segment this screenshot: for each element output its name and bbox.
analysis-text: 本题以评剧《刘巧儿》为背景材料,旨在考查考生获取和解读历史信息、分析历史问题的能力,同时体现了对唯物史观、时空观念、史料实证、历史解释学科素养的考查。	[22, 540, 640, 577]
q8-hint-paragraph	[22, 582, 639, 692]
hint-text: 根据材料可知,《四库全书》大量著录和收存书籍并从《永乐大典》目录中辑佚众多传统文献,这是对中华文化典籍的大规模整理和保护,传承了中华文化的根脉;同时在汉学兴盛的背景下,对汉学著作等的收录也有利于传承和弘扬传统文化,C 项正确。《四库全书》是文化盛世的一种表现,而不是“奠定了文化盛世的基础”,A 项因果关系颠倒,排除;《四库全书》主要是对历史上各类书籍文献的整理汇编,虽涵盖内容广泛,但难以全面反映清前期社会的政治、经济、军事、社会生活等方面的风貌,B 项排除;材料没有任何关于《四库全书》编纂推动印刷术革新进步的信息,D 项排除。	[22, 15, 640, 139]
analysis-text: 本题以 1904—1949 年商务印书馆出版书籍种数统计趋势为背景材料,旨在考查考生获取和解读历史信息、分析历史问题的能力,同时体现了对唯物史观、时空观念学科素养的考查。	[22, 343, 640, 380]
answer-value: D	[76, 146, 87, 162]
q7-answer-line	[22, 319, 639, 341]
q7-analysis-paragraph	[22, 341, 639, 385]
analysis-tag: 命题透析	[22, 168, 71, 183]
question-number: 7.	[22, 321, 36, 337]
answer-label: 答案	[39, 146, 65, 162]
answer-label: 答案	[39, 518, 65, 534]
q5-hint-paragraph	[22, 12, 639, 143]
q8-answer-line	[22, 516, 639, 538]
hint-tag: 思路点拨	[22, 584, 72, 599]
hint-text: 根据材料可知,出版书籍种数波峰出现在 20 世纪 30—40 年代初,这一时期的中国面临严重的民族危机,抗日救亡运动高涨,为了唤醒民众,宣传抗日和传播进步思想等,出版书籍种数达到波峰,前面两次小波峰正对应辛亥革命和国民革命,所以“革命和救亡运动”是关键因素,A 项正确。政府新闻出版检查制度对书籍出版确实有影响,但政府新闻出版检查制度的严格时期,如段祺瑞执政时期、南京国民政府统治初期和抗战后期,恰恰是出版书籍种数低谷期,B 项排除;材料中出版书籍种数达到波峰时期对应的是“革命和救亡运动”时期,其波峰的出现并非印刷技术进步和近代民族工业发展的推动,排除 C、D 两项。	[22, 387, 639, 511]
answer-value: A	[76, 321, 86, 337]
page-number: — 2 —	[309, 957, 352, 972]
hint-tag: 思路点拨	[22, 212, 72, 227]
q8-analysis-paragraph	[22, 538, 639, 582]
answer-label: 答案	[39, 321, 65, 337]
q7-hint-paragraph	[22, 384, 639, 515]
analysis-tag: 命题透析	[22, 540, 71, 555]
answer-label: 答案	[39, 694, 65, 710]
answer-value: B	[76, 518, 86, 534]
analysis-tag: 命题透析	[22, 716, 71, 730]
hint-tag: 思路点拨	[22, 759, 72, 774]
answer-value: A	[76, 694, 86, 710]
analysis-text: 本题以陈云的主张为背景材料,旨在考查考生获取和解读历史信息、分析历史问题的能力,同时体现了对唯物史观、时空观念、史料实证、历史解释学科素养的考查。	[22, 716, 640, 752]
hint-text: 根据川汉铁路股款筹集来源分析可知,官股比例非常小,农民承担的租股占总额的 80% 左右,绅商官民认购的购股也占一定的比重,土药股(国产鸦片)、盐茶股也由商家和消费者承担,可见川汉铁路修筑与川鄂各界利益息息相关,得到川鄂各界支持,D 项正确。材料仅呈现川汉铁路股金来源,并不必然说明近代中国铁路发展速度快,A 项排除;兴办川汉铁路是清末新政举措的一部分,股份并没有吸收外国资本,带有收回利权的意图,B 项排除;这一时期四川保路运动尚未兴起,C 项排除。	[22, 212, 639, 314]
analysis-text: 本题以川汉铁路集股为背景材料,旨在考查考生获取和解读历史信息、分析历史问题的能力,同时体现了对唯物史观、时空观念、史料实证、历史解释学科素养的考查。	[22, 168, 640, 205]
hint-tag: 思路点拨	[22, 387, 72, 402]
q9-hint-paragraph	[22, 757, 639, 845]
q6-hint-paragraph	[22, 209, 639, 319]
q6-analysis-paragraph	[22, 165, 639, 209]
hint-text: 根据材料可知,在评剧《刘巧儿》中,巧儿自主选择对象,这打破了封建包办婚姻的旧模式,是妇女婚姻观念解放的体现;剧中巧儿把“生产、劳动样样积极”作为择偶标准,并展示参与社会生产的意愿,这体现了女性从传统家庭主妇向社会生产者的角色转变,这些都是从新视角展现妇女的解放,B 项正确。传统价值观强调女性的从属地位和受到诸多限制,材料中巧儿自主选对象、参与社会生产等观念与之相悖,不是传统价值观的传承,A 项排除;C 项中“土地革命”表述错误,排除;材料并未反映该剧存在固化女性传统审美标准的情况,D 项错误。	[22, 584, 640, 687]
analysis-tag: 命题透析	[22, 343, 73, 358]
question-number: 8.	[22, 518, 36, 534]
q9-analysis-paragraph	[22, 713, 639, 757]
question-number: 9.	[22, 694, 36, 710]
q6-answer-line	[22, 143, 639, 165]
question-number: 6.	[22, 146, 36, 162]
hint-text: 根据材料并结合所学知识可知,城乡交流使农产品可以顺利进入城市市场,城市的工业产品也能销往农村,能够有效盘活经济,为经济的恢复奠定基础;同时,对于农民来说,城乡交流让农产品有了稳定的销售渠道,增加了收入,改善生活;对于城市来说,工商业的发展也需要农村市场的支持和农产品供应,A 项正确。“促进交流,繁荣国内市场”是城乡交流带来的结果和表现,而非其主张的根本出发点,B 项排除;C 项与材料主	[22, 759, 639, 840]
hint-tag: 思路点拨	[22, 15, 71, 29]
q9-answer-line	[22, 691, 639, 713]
■ ■ ■ ■ ■
## Problem statement
How many of the lines above contain the string "question"? Reply with the number alone.

## Task output
4